● Provided data:

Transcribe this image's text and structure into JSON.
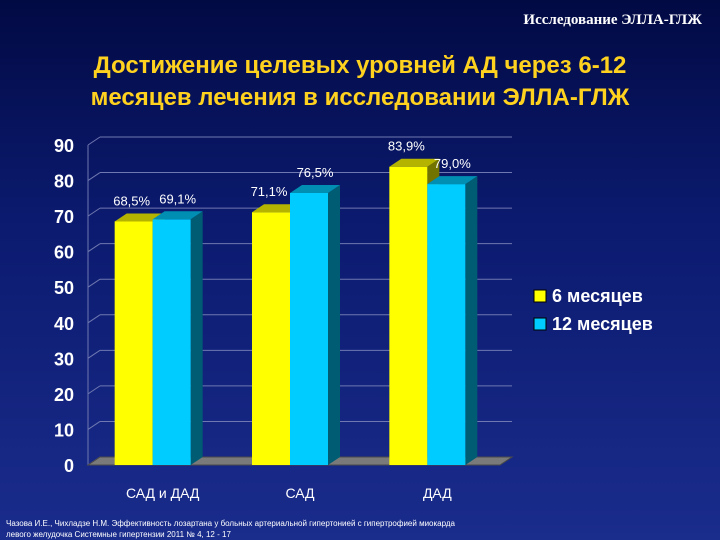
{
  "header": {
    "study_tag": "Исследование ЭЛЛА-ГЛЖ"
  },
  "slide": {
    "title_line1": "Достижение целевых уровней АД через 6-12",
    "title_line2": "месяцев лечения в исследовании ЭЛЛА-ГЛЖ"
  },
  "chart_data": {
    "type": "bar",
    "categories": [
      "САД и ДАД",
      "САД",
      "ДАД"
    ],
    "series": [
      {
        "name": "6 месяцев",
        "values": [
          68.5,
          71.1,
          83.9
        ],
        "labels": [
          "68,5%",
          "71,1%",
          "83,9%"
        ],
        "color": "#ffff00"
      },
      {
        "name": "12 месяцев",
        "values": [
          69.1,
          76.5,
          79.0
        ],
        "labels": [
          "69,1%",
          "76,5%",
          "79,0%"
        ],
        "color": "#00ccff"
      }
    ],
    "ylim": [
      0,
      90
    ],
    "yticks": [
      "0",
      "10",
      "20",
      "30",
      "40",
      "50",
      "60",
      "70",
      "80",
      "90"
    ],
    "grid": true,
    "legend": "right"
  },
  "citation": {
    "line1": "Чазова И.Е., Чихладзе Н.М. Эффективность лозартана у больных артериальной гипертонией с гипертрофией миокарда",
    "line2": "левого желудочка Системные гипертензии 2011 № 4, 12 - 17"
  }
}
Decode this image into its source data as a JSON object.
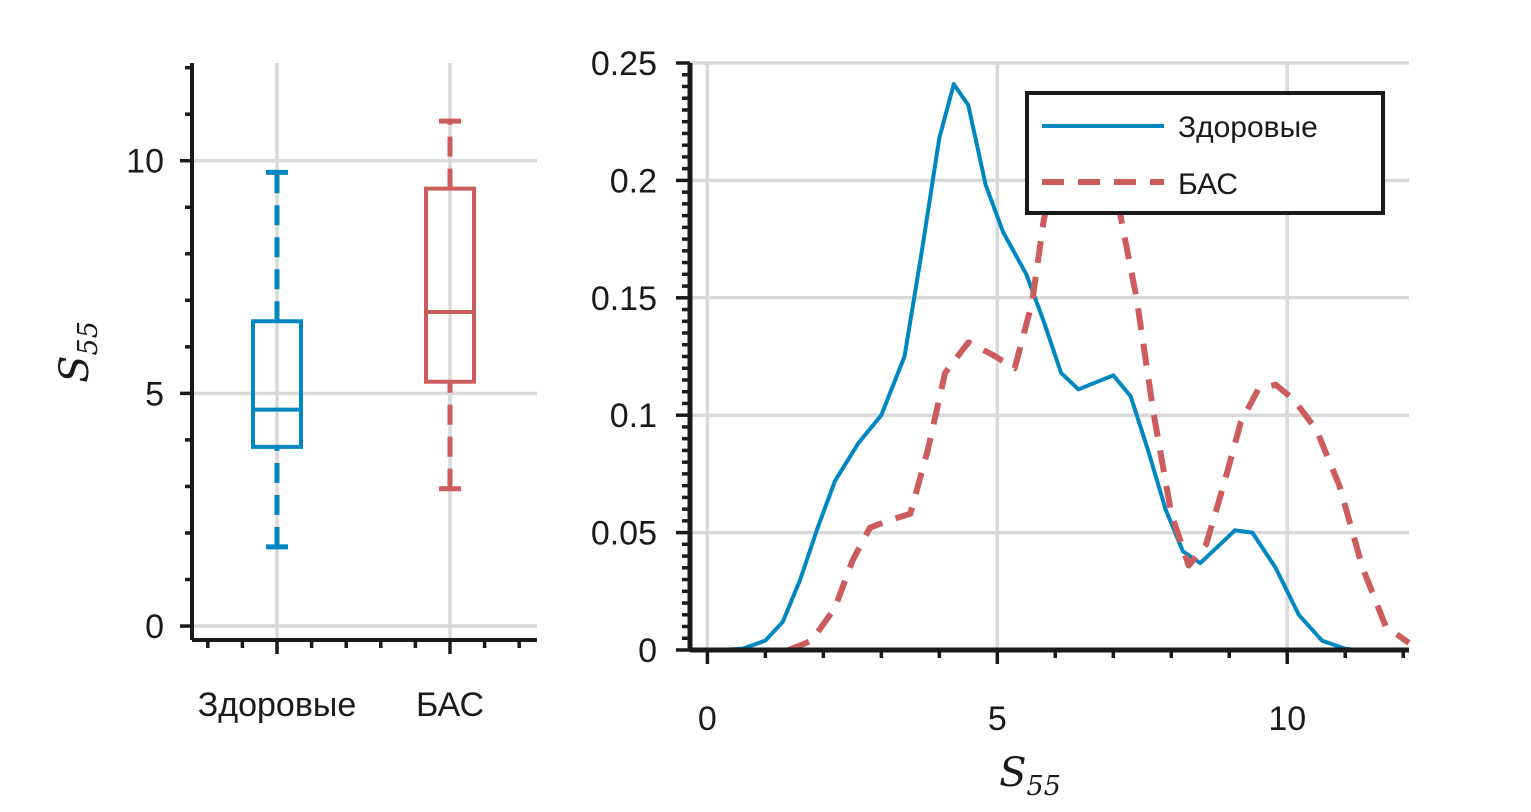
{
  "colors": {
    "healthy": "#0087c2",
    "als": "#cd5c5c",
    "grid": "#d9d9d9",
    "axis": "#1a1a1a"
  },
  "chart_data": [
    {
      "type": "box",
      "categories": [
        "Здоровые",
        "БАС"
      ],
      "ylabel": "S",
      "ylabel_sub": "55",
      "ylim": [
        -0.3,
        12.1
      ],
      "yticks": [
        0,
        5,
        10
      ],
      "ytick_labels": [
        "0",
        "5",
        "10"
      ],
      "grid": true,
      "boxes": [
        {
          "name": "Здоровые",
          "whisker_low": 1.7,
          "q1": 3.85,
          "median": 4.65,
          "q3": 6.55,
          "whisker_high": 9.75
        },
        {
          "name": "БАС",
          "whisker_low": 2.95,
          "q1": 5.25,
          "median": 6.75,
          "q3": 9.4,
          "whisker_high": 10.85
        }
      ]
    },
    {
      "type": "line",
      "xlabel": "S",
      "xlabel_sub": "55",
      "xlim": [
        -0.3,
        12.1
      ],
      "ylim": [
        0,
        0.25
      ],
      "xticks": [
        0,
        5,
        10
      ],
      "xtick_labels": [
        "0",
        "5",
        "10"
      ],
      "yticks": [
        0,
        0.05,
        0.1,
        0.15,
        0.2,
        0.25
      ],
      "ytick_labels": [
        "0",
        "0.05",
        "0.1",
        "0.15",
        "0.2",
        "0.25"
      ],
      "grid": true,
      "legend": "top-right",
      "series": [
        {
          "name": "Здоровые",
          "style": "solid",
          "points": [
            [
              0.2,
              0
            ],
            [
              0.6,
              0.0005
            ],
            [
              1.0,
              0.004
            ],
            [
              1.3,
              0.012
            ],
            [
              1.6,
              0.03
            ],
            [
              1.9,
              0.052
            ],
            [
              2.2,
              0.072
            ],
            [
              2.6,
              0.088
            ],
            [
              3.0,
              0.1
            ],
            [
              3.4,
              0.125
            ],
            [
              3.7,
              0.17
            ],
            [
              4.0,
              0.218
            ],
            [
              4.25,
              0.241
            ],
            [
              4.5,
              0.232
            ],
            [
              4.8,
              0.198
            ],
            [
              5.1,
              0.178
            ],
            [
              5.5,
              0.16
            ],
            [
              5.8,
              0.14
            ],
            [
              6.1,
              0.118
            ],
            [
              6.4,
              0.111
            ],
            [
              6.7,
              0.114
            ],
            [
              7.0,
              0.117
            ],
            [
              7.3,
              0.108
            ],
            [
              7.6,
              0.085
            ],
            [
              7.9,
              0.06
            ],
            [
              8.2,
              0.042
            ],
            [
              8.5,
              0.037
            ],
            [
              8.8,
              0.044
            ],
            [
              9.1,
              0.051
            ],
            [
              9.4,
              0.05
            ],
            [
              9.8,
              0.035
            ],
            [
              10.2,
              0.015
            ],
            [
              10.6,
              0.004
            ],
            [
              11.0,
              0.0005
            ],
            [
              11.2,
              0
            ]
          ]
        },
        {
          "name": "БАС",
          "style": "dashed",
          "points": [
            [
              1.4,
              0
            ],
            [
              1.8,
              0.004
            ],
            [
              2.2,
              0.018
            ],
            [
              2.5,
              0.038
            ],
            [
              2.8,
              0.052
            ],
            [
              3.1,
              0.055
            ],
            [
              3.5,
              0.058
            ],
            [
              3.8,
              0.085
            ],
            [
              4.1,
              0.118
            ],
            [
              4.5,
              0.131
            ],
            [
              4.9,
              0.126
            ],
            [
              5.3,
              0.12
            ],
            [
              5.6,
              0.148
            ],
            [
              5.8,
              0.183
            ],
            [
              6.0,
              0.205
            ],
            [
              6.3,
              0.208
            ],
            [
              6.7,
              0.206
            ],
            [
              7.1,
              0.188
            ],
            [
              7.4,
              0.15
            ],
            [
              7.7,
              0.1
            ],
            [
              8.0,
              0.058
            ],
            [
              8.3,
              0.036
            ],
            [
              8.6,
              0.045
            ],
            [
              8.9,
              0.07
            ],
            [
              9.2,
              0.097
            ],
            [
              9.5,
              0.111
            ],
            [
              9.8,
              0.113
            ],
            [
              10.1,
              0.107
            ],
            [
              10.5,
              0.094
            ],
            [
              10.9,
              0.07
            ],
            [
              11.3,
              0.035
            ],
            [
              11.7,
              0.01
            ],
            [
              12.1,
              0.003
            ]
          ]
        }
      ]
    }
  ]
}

● What to produce:
Repeat the records in full, exactly as they appear, without the pictures.

● Task response:
Transcribe this image's text and structure into JSON.
{
  "header": {
    "study_tag": "Исследование ЭЛЛА-ГЛЖ"
  },
  "slide": {
    "title_line1": "Достижение целевых уровней АД через 6-12",
    "title_line2": "месяцев лечения в исследовании ЭЛЛА-ГЛЖ"
  },
  "chart_data": {
    "type": "bar",
    "categories": [
      "САД и ДАД",
      "САД",
      "ДАД"
    ],
    "series": [
      {
        "name": "6 месяцев",
        "values": [
          68.5,
          71.1,
          83.9
        ],
        "labels": [
          "68,5%",
          "71,1%",
          "83,9%"
        ],
        "color": "#ffff00"
      },
      {
        "name": "12 месяцев",
        "values": [
          69.1,
          76.5,
          79.0
        ],
        "labels": [
          "69,1%",
          "76,5%",
          "79,0%"
        ],
        "color": "#00ccff"
      }
    ],
    "ylim": [
      0,
      90
    ],
    "yticks": [
      "0",
      "10",
      "20",
      "30",
      "40",
      "50",
      "60",
      "70",
      "80",
      "90"
    ],
    "grid": true,
    "legend": "right"
  },
  "citation": {
    "line1": "Чазова И.Е., Чихладзе Н.М. Эффективность лозартана у больных артериальной гипертонией с гипертрофией миокарда",
    "line2": "левого желудочка Системные гипертензии 2011 № 4, 12 - 17"
  }
}
Decode this image into its source data as a JSON object.
{
  "colors": {
    "healthy": "#0087c2",
    "als": "#cd5c5c",
    "grid": "#d9d9d9",
    "axis": "#1a1a1a"
  },
  "chart_data": [
    {
      "type": "box",
      "categories": [
        "Здоровые",
        "БАС"
      ],
      "ylabel": "S",
      "ylabel_sub": "55",
      "ylim": [
        -0.3,
        12.1
      ],
      "yticks": [
        0,
        5,
        10
      ],
      "ytick_labels": [
        "0",
        "5",
        "10"
      ],
      "grid": true,
      "boxes": [
        {
          "name": "Здоровые",
          "whisker_low": 1.7,
          "q1": 3.85,
          "median": 4.65,
          "q3": 6.55,
          "whisker_high": 9.75
        },
        {
          "name": "БАС",
          "whisker_low": 2.95,
          "q1": 5.25,
          "median": 6.75,
          "q3": 9.4,
          "whisker_high": 10.85
        }
      ]
    },
    {
      "type": "line",
      "xlabel": "S",
      "xlabel_sub": "55",
      "xlim": [
        -0.3,
        12.1
      ],
      "ylim": [
        0,
        0.25
      ],
      "xticks": [
        0,
        5,
        10
      ],
      "xtick_labels": [
        "0",
        "5",
        "10"
      ],
      "yticks": [
        0,
        0.05,
        0.1,
        0.15,
        0.2,
        0.25
      ],
      "ytick_labels": [
        "0",
        "0.05",
        "0.1",
        "0.15",
        "0.2",
        "0.25"
      ],
      "grid": true,
      "legend": "top-right",
      "series": [
        {
          "name": "Здоровые",
          "style": "solid",
          "points": [
            [
              0.2,
              0
            ],
            [
              0.6,
              0.0005
            ],
            [
              1.0,
              0.004
            ],
            [
              1.3,
              0.012
            ],
            [
              1.6,
              0.03
            ],
            [
              1.9,
              0.052
            ],
            [
              2.2,
              0.072
            ],
            [
              2.6,
              0.088
            ],
            [
              3.0,
              0.1
            ],
            [
              3.4,
              0.125
            ],
            [
              3.7,
              0.17
            ],
            [
              4.0,
              0.218
            ],
            [
              4.25,
              0.241
            ],
            [
              4.5,
              0.232
            ],
            [
              4.8,
              0.198
            ],
            [
              5.1,
              0.178
            ],
            [
              5.5,
              0.16
            ],
            [
              5.8,
              0.14
            ],
            [
              6.1,
              0.118
            ],
            [
              6.4,
              0.111
            ],
            [
              6.7,
              0.114
            ],
            [
              7.0,
              0.117
            ],
            [
              7.3,
              0.108
            ],
            [
              7.6,
              0.085
            ],
            [
              7.9,
              0.06
            ],
            [
              8.2,
              0.042
            ],
            [
              8.5,
              0.037
            ],
            [
              8.8,
              0.044
            ],
            [
              9.1,
              0.051
            ],
            [
              9.4,
              0.05
            ],
            [
              9.8,
              0.035
            ],
            [
              10.2,
              0.015
            ],
            [
              10.6,
              0.004
            ],
            [
              11.0,
              0.0005
            ],
            [
              11.2,
              0
            ]
          ]
        },
        {
          "name": "БАС",
          "style": "dashed",
          "points": [
            [
              1.4,
              0
            ],
            [
              1.8,
              0.004
            ],
            [
              2.2,
              0.018
            ],
            [
              2.5,
              0.038
            ],
            [
              2.8,
              0.052
            ],
            [
              3.1,
              0.055
            ],
            [
              3.5,
              0.058
            ],
            [
              3.8,
              0.085
            ],
            [
              4.1,
              0.118
            ],
            [
              4.5,
              0.131
            ],
            [
              4.9,
              0.126
            ],
            [
              5.3,
              0.12
            ],
            [
              5.6,
              0.148
            ],
            [
              5.8,
              0.183
            ],
            [
              6.0,
              0.205
            ],
            [
              6.3,
              0.208
            ],
            [
              6.7,
              0.206
            ],
            [
              7.1,
              0.188
            ],
            [
              7.4,
              0.15
            ],
            [
              7.7,
              0.1
            ],
            [
              8.0,
              0.058
            ],
            [
              8.3,
              0.036
            ],
            [
              8.6,
              0.045
            ],
            [
              8.9,
              0.07
            ],
            [
              9.2,
              0.097
            ],
            [
              9.5,
              0.111
            ],
            [
              9.8,
              0.113
            ],
            [
              10.1,
              0.107
            ],
            [
              10.5,
              0.094
            ],
            [
              10.9,
              0.07
            ],
            [
              11.3,
              0.035
            ],
            [
              11.7,
              0.01
            ],
            [
              12.1,
              0.003
            ]
          ]
        }
      ]
    }
  ]
}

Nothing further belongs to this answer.